_Description of the task:_ Below is a block of data; give all of it again word for word.
[start]
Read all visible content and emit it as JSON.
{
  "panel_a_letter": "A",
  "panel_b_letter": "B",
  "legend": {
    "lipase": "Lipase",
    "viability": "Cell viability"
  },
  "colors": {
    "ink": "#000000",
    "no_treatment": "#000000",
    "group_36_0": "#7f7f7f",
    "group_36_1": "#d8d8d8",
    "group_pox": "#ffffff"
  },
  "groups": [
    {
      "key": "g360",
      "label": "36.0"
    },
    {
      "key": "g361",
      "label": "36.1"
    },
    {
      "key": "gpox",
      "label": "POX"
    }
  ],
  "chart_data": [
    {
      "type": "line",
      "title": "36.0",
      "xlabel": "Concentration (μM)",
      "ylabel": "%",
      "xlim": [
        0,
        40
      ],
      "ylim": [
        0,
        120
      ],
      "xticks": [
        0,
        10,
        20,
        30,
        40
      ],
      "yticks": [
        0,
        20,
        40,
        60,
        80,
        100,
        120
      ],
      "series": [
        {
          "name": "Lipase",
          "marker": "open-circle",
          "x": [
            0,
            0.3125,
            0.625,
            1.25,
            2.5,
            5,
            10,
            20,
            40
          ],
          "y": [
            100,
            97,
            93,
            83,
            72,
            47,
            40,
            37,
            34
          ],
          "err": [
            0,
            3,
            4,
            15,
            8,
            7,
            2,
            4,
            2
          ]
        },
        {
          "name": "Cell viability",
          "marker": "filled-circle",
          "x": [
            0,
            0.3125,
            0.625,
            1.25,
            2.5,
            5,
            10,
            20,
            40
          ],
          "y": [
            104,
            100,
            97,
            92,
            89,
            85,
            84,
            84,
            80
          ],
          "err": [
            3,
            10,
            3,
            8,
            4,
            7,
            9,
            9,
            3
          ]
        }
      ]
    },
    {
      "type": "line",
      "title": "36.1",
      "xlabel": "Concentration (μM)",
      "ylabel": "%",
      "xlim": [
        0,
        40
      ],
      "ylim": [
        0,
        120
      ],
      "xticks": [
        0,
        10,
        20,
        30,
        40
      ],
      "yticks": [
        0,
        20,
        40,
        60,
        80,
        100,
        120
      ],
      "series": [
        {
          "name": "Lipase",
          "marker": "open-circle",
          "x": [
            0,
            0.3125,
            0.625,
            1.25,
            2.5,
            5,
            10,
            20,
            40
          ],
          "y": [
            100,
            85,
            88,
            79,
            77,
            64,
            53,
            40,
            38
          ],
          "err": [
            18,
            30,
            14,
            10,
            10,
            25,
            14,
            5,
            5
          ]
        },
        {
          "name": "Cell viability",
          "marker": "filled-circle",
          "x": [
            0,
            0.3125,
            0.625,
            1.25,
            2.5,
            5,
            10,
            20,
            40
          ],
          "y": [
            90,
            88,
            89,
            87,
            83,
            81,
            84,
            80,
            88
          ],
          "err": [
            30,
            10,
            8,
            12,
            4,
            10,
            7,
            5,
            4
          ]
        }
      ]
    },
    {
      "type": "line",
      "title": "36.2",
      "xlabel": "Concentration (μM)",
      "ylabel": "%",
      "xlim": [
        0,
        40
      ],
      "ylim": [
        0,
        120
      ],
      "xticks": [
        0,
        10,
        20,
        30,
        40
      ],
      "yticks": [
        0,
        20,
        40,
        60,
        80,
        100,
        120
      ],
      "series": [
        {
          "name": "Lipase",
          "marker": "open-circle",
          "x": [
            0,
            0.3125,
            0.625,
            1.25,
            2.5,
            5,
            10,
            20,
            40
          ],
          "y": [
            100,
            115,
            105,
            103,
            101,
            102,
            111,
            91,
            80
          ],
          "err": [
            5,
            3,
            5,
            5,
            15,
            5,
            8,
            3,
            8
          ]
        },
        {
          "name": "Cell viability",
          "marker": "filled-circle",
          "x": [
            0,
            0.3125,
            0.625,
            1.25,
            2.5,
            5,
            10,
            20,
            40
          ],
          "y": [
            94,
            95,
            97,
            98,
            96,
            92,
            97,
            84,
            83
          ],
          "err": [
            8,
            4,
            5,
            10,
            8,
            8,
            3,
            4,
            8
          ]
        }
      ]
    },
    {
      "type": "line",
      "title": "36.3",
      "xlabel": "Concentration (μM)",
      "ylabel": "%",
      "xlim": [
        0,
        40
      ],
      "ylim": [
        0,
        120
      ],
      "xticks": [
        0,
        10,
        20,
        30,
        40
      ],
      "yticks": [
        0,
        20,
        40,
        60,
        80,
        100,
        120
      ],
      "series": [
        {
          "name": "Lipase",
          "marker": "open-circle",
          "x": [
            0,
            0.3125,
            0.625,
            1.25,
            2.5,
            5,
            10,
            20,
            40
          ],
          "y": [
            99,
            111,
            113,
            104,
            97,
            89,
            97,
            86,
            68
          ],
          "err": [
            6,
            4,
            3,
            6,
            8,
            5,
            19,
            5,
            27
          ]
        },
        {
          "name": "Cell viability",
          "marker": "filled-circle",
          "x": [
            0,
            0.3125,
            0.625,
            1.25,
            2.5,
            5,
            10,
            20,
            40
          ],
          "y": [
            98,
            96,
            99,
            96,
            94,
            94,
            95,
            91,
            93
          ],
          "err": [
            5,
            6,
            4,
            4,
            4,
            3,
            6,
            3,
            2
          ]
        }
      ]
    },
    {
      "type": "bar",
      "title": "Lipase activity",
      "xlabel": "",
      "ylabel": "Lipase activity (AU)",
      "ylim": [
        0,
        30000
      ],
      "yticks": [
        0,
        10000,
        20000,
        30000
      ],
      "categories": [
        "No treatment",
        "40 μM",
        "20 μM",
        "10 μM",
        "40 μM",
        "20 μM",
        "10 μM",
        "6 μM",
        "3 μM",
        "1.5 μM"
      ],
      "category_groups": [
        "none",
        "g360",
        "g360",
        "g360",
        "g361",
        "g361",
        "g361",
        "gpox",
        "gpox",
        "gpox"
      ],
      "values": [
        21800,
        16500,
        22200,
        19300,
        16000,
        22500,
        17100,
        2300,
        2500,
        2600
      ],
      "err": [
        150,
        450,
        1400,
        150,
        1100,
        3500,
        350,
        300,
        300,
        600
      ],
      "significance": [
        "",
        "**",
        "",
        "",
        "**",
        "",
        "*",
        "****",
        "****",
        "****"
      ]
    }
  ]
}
[end]
_Output for this exercise:_
Read all visible content and emit it as JSON.
{
  "panel_a_letter": "A",
  "panel_b_letter": "B",
  "legend": {
    "lipase": "Lipase",
    "viability": "Cell viability"
  },
  "colors": {
    "ink": "#000000",
    "no_treatment": "#000000",
    "group_36_0": "#7f7f7f",
    "group_36_1": "#d8d8d8",
    "group_pox": "#ffffff"
  },
  "groups": [
    {
      "key": "g360",
      "label": "36.0"
    },
    {
      "key": "g361",
      "label": "36.1"
    },
    {
      "key": "gpox",
      "label": "POX"
    }
  ],
  "chart_data": [
    {
      "type": "line",
      "title": "36.0",
      "xlabel": "Concentration (μM)",
      "ylabel": "%",
      "xlim": [
        0,
        40
      ],
      "ylim": [
        0,
        120
      ],
      "xticks": [
        0,
        10,
        20,
        30,
        40
      ],
      "yticks": [
        0,
        20,
        40,
        60,
        80,
        100,
        120
      ],
      "series": [
        {
          "name": "Lipase",
          "marker": "open-circle",
          "x": [
            0,
            0.3125,
            0.625,
            1.25,
            2.5,
            5,
            10,
            20,
            40
          ],
          "y": [
            100,
            97,
            93,
            83,
            72,
            47,
            40,
            37,
            34
          ],
          "err": [
            0,
            3,
            4,
            15,
            8,
            7,
            2,
            4,
            2
          ]
        },
        {
          "name": "Cell viability",
          "marker": "filled-circle",
          "x": [
            0,
            0.3125,
            0.625,
            1.25,
            2.5,
            5,
            10,
            20,
            40
          ],
          "y": [
            104,
            100,
            97,
            92,
            89,
            85,
            84,
            84,
            80
          ],
          "err": [
            3,
            10,
            3,
            8,
            4,
            7,
            9,
            9,
            3
          ]
        }
      ]
    },
    {
      "type": "line",
      "title": "36.1",
      "xlabel": "Concentration (μM)",
      "ylabel": "%",
      "xlim": [
        0,
        40
      ],
      "ylim": [
        0,
        120
      ],
      "xticks": [
        0,
        10,
        20,
        30,
        40
      ],
      "yticks": [
        0,
        20,
        40,
        60,
        80,
        100,
        120
      ],
      "series": [
        {
          "name": "Lipase",
          "marker": "open-circle",
          "x": [
            0,
            0.3125,
            0.625,
            1.25,
            2.5,
            5,
            10,
            20,
            40
          ],
          "y": [
            100,
            85,
            88,
            79,
            77,
            64,
            53,
            40,
            38
          ],
          "err": [
            18,
            30,
            14,
            10,
            10,
            25,
            14,
            5,
            5
          ]
        },
        {
          "name": "Cell viability",
          "marker": "filled-circle",
          "x": [
            0,
            0.3125,
            0.625,
            1.25,
            2.5,
            5,
            10,
            20,
            40
          ],
          "y": [
            90,
            88,
            89,
            87,
            83,
            81,
            84,
            80,
            88
          ],
          "err": [
            30,
            10,
            8,
            12,
            4,
            10,
            7,
            5,
            4
          ]
        }
      ]
    },
    {
      "type": "line",
      "title": "36.2",
      "xlabel": "Concentration (μM)",
      "ylabel": "%",
      "xlim": [
        0,
        40
      ],
      "ylim": [
        0,
        120
      ],
      "xticks": [
        0,
        10,
        20,
        30,
        40
      ],
      "yticks": [
        0,
        20,
        40,
        60,
        80,
        100,
        120
      ],
      "series": [
        {
          "name": "Lipase",
          "marker": "open-circle",
          "x": [
            0,
            0.3125,
            0.625,
            1.25,
            2.5,
            5,
            10,
            20,
            40
          ],
          "y": [
            100,
            115,
            105,
            103,
            101,
            102,
            111,
            91,
            80
          ],
          "err": [
            5,
            3,
            5,
            5,
            15,
            5,
            8,
            3,
            8
          ]
        },
        {
          "name": "Cell viability",
          "marker": "filled-circle",
          "x": [
            0,
            0.3125,
            0.625,
            1.25,
            2.5,
            5,
            10,
            20,
            40
          ],
          "y": [
            94,
            95,
            97,
            98,
            96,
            92,
            97,
            84,
            83
          ],
          "err": [
            8,
            4,
            5,
            10,
            8,
            8,
            3,
            4,
            8
          ]
        }
      ]
    },
    {
      "type": "line",
      "title": "36.3",
      "xlabel": "Concentration (μM)",
      "ylabel": "%",
      "xlim": [
        0,
        40
      ],
      "ylim": [
        0,
        120
      ],
      "xticks": [
        0,
        10,
        20,
        30,
        40
      ],
      "yticks": [
        0,
        20,
        40,
        60,
        80,
        100,
        120
      ],
      "series": [
        {
          "name": "Lipase",
          "marker": "open-circle",
          "x": [
            0,
            0.3125,
            0.625,
            1.25,
            2.5,
            5,
            10,
            20,
            40
          ],
          "y": [
            99,
            111,
            113,
            104,
            97,
            89,
            97,
            86,
            68
          ],
          "err": [
            6,
            4,
            3,
            6,
            8,
            5,
            19,
            5,
            27
          ]
        },
        {
          "name": "Cell viability",
          "marker": "filled-circle",
          "x": [
            0,
            0.3125,
            0.625,
            1.25,
            2.5,
            5,
            10,
            20,
            40
          ],
          "y": [
            98,
            96,
            99,
            96,
            94,
            94,
            95,
            91,
            93
          ],
          "err": [
            5,
            6,
            4,
            4,
            4,
            3,
            6,
            3,
            2
          ]
        }
      ]
    },
    {
      "type": "bar",
      "title": "Lipase activity",
      "xlabel": "",
      "ylabel": "Lipase activity (AU)",
      "ylim": [
        0,
        30000
      ],
      "yticks": [
        0,
        10000,
        20000,
        30000
      ],
      "categories": [
        "No treatment",
        "40 μM",
        "20 μM",
        "10 μM",
        "40 μM",
        "20 μM",
        "10 μM",
        "6 μM",
        "3 μM",
        "1.5 μM"
      ],
      "category_groups": [
        "none",
        "g360",
        "g360",
        "g360",
        "g361",
        "g361",
        "g361",
        "gpox",
        "gpox",
        "gpox"
      ],
      "values": [
        21800,
        16500,
        22200,
        19300,
        16000,
        22500,
        17100,
        2300,
        2500,
        2600
      ],
      "err": [
        150,
        450,
        1400,
        150,
        1100,
        3500,
        350,
        300,
        300,
        600
      ],
      "significance": [
        "",
        "**",
        "",
        "",
        "**",
        "",
        "*",
        "****",
        "****",
        "****"
      ]
    }
  ]
}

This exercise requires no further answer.